## Start DATA SUPPLIED

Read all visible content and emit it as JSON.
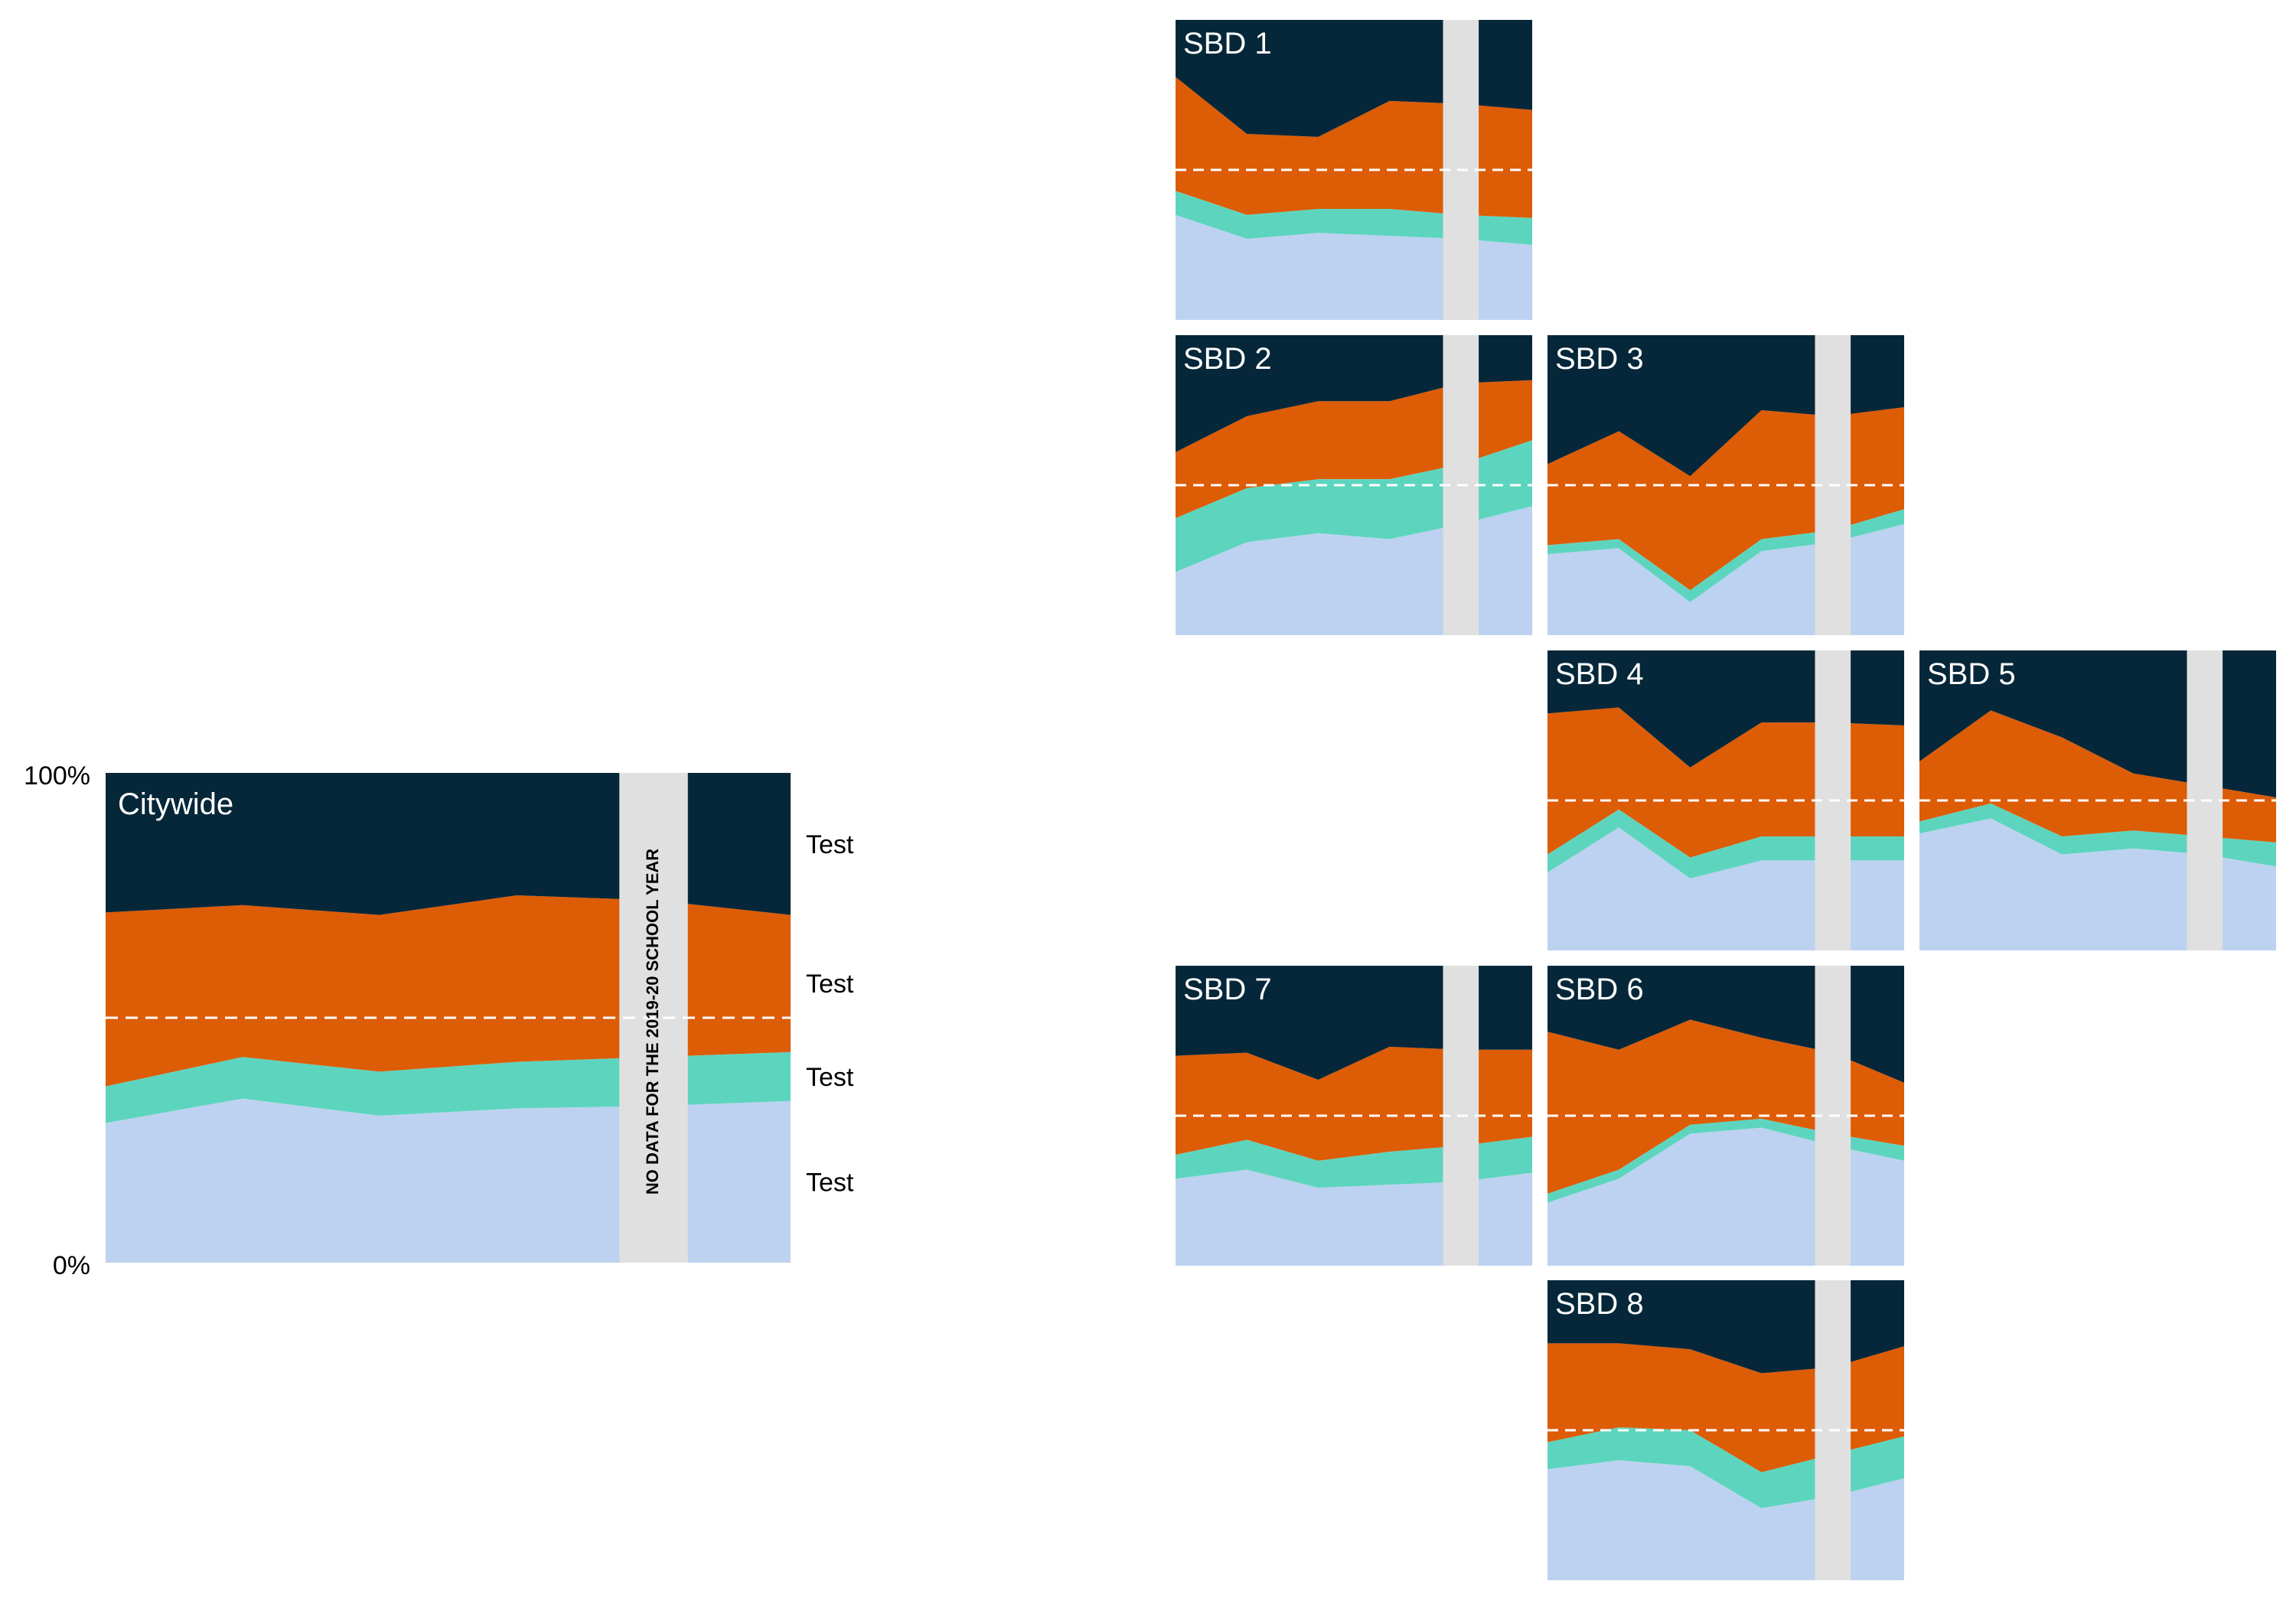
{
  "colors": {
    "layer1": "#bdd2f0",
    "layer2": "#5dd5be",
    "layer3": "#dd5c06",
    "layer4": "#052739",
    "gap": "#e0e0e0",
    "dashed": "#ffffff",
    "panel_title": "#ffffff",
    "axis_text": "#000000"
  },
  "chart_data": [
    {
      "name": "Citywide",
      "type": "area",
      "stacked": true,
      "unit": "percent",
      "ylim": [
        0,
        100
      ],
      "yticks": [
        "0%",
        "100%"
      ],
      "x_points": 6,
      "gap_label": "NO DATA FOR THE 2019-20 SCHOOL YEAR",
      "reference": 50,
      "series_labels": [
        "Test",
        "Test",
        "Test",
        "Test"
      ],
      "series": [
        {
          "values": [
            28.5,
            33.5,
            30,
            31.5,
            32,
            33
          ]
        },
        {
          "values": [
            7.5,
            8.5,
            9,
            9.5,
            10,
            10
          ]
        },
        {
          "values": [
            35.5,
            31,
            32,
            34,
            32,
            28
          ]
        },
        {
          "values": [
            28.5,
            27,
            29,
            25,
            26,
            29
          ]
        }
      ]
    },
    {
      "name": "SBD 1",
      "type": "area",
      "stacked": true,
      "ylim": [
        0,
        100
      ],
      "reference": 50,
      "series": [
        {
          "values": [
            35,
            27,
            29,
            28,
            27,
            25
          ]
        },
        {
          "values": [
            8,
            8,
            8,
            9,
            8,
            9
          ]
        },
        {
          "values": [
            38,
            27,
            24,
            36,
            37,
            36
          ]
        },
        {
          "values": [
            19,
            38,
            39,
            27,
            28,
            30
          ]
        }
      ]
    },
    {
      "name": "SBD 2",
      "type": "area",
      "stacked": true,
      "ylim": [
        0,
        100
      ],
      "reference": 50,
      "series": [
        {
          "values": [
            21,
            31,
            34,
            32,
            37,
            43
          ]
        },
        {
          "values": [
            18,
            18,
            18,
            20,
            20,
            22
          ]
        },
        {
          "values": [
            22,
            24,
            26,
            26,
            27,
            20
          ]
        },
        {
          "values": [
            39,
            27,
            22,
            22,
            16,
            15
          ]
        }
      ]
    },
    {
      "name": "SBD 3",
      "type": "area",
      "stacked": true,
      "ylim": [
        0,
        100
      ],
      "reference": 50,
      "series": [
        {
          "values": [
            27,
            29,
            11,
            28,
            31,
            37
          ]
        },
        {
          "values": [
            3,
            3,
            4,
            4,
            4,
            5
          ]
        },
        {
          "values": [
            27,
            36,
            38,
            43,
            38,
            34
          ]
        },
        {
          "values": [
            43,
            32,
            47,
            25,
            27,
            24
          ]
        }
      ]
    },
    {
      "name": "SBD 4",
      "type": "area",
      "stacked": true,
      "ylim": [
        0,
        100
      ],
      "reference": 50,
      "series": [
        {
          "values": [
            26,
            41,
            24,
            30,
            30,
            30
          ]
        },
        {
          "values": [
            6,
            6,
            7,
            8,
            8,
            8
          ]
        },
        {
          "values": [
            47,
            34,
            30,
            38,
            38,
            37
          ]
        },
        {
          "values": [
            21,
            19,
            39,
            24,
            24,
            25
          ]
        }
      ]
    },
    {
      "name": "SBD 5",
      "type": "area",
      "stacked": true,
      "ylim": [
        0,
        100
      ],
      "reference": 50,
      "series": [
        {
          "values": [
            39,
            44,
            32,
            34,
            32,
            28
          ]
        },
        {
          "values": [
            4,
            5,
            6,
            6,
            6,
            8
          ]
        },
        {
          "values": [
            20,
            31,
            33,
            19,
            17,
            15
          ]
        },
        {
          "values": [
            37,
            20,
            29,
            41,
            45,
            49
          ]
        }
      ]
    },
    {
      "name": "SBD 7",
      "type": "area",
      "stacked": true,
      "ylim": [
        0,
        100
      ],
      "reference": 50,
      "series": [
        {
          "values": [
            29,
            32,
            26,
            27,
            28,
            31
          ]
        },
        {
          "values": [
            8,
            10,
            9,
            11,
            12,
            12
          ]
        },
        {
          "values": [
            33,
            29,
            27,
            35,
            32,
            29
          ]
        },
        {
          "values": [
            30,
            29,
            38,
            27,
            28,
            28
          ]
        }
      ]
    },
    {
      "name": "SBD 6",
      "type": "area",
      "stacked": true,
      "ylim": [
        0,
        100
      ],
      "reference": 50,
      "series": [
        {
          "values": [
            21,
            29,
            44,
            46,
            40,
            35
          ]
        },
        {
          "values": [
            3,
            3,
            3,
            3,
            4,
            5
          ]
        },
        {
          "values": [
            54,
            40,
            35,
            27,
            27,
            21
          ]
        },
        {
          "values": [
            22,
            28,
            18,
            24,
            29,
            39
          ]
        }
      ]
    },
    {
      "name": "SBD 8",
      "type": "area",
      "stacked": true,
      "ylim": [
        0,
        100
      ],
      "reference": 50,
      "series": [
        {
          "values": [
            37,
            40,
            38,
            24,
            28,
            34
          ]
        },
        {
          "values": [
            9,
            11,
            12,
            12,
            14,
            14
          ]
        },
        {
          "values": [
            33,
            28,
            27,
            33,
            29,
            30
          ]
        },
        {
          "values": [
            21,
            21,
            23,
            31,
            29,
            22
          ]
        }
      ]
    }
  ]
}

## End DATA SUPPLIED

Copy the material above exactly and drop the pictures.

**RESPONSE TO THE EXERCISE:**
Read all visible content and emit it as JSON.
{
  "colors": {
    "layer1": "#bdd2f0",
    "layer2": "#5dd5be",
    "layer3": "#dd5c06",
    "layer4": "#052739",
    "gap": "#e0e0e0",
    "dashed": "#ffffff",
    "panel_title": "#ffffff",
    "axis_text": "#000000"
  },
  "chart_data": [
    {
      "name": "Citywide",
      "type": "area",
      "stacked": true,
      "unit": "percent",
      "ylim": [
        0,
        100
      ],
      "yticks": [
        "0%",
        "100%"
      ],
      "x_points": 6,
      "gap_label": "NO DATA FOR THE 2019-20 SCHOOL YEAR",
      "reference": 50,
      "series_labels": [
        "Test",
        "Test",
        "Test",
        "Test"
      ],
      "series": [
        {
          "values": [
            28.5,
            33.5,
            30,
            31.5,
            32,
            33
          ]
        },
        {
          "values": [
            7.5,
            8.5,
            9,
            9.5,
            10,
            10
          ]
        },
        {
          "values": [
            35.5,
            31,
            32,
            34,
            32,
            28
          ]
        },
        {
          "values": [
            28.5,
            27,
            29,
            25,
            26,
            29
          ]
        }
      ]
    },
    {
      "name": "SBD 1",
      "type": "area",
      "stacked": true,
      "ylim": [
        0,
        100
      ],
      "reference": 50,
      "series": [
        {
          "values": [
            35,
            27,
            29,
            28,
            27,
            25
          ]
        },
        {
          "values": [
            8,
            8,
            8,
            9,
            8,
            9
          ]
        },
        {
          "values": [
            38,
            27,
            24,
            36,
            37,
            36
          ]
        },
        {
          "values": [
            19,
            38,
            39,
            27,
            28,
            30
          ]
        }
      ]
    },
    {
      "name": "SBD 2",
      "type": "area",
      "stacked": true,
      "ylim": [
        0,
        100
      ],
      "reference": 50,
      "series": [
        {
          "values": [
            21,
            31,
            34,
            32,
            37,
            43
          ]
        },
        {
          "values": [
            18,
            18,
            18,
            20,
            20,
            22
          ]
        },
        {
          "values": [
            22,
            24,
            26,
            26,
            27,
            20
          ]
        },
        {
          "values": [
            39,
            27,
            22,
            22,
            16,
            15
          ]
        }
      ]
    },
    {
      "name": "SBD 3",
      "type": "area",
      "stacked": true,
      "ylim": [
        0,
        100
      ],
      "reference": 50,
      "series": [
        {
          "values": [
            27,
            29,
            11,
            28,
            31,
            37
          ]
        },
        {
          "values": [
            3,
            3,
            4,
            4,
            4,
            5
          ]
        },
        {
          "values": [
            27,
            36,
            38,
            43,
            38,
            34
          ]
        },
        {
          "values": [
            43,
            32,
            47,
            25,
            27,
            24
          ]
        }
      ]
    },
    {
      "name": "SBD 4",
      "type": "area",
      "stacked": true,
      "ylim": [
        0,
        100
      ],
      "reference": 50,
      "series": [
        {
          "values": [
            26,
            41,
            24,
            30,
            30,
            30
          ]
        },
        {
          "values": [
            6,
            6,
            7,
            8,
            8,
            8
          ]
        },
        {
          "values": [
            47,
            34,
            30,
            38,
            38,
            37
          ]
        },
        {
          "values": [
            21,
            19,
            39,
            24,
            24,
            25
          ]
        }
      ]
    },
    {
      "name": "SBD 5",
      "type": "area",
      "stacked": true,
      "ylim": [
        0,
        100
      ],
      "reference": 50,
      "series": [
        {
          "values": [
            39,
            44,
            32,
            34,
            32,
            28
          ]
        },
        {
          "values": [
            4,
            5,
            6,
            6,
            6,
            8
          ]
        },
        {
          "values": [
            20,
            31,
            33,
            19,
            17,
            15
          ]
        },
        {
          "values": [
            37,
            20,
            29,
            41,
            45,
            49
          ]
        }
      ]
    },
    {
      "name": "SBD 7",
      "type": "area",
      "stacked": true,
      "ylim": [
        0,
        100
      ],
      "reference": 50,
      "series": [
        {
          "values": [
            29,
            32,
            26,
            27,
            28,
            31
          ]
        },
        {
          "values": [
            8,
            10,
            9,
            11,
            12,
            12
          ]
        },
        {
          "values": [
            33,
            29,
            27,
            35,
            32,
            29
          ]
        },
        {
          "values": [
            30,
            29,
            38,
            27,
            28,
            28
          ]
        }
      ]
    },
    {
      "name": "SBD 6",
      "type": "area",
      "stacked": true,
      "ylim": [
        0,
        100
      ],
      "reference": 50,
      "series": [
        {
          "values": [
            21,
            29,
            44,
            46,
            40,
            35
          ]
        },
        {
          "values": [
            3,
            3,
            3,
            3,
            4,
            5
          ]
        },
        {
          "values": [
            54,
            40,
            35,
            27,
            27,
            21
          ]
        },
        {
          "values": [
            22,
            28,
            18,
            24,
            29,
            39
          ]
        }
      ]
    },
    {
      "name": "SBD 8",
      "type": "area",
      "stacked": true,
      "ylim": [
        0,
        100
      ],
      "reference": 50,
      "series": [
        {
          "values": [
            37,
            40,
            38,
            24,
            28,
            34
          ]
        },
        {
          "values": [
            9,
            11,
            12,
            12,
            14,
            14
          ]
        },
        {
          "values": [
            33,
            28,
            27,
            33,
            29,
            30
          ]
        },
        {
          "values": [
            21,
            21,
            23,
            31,
            29,
            22
          ]
        }
      ]
    }
  ]
}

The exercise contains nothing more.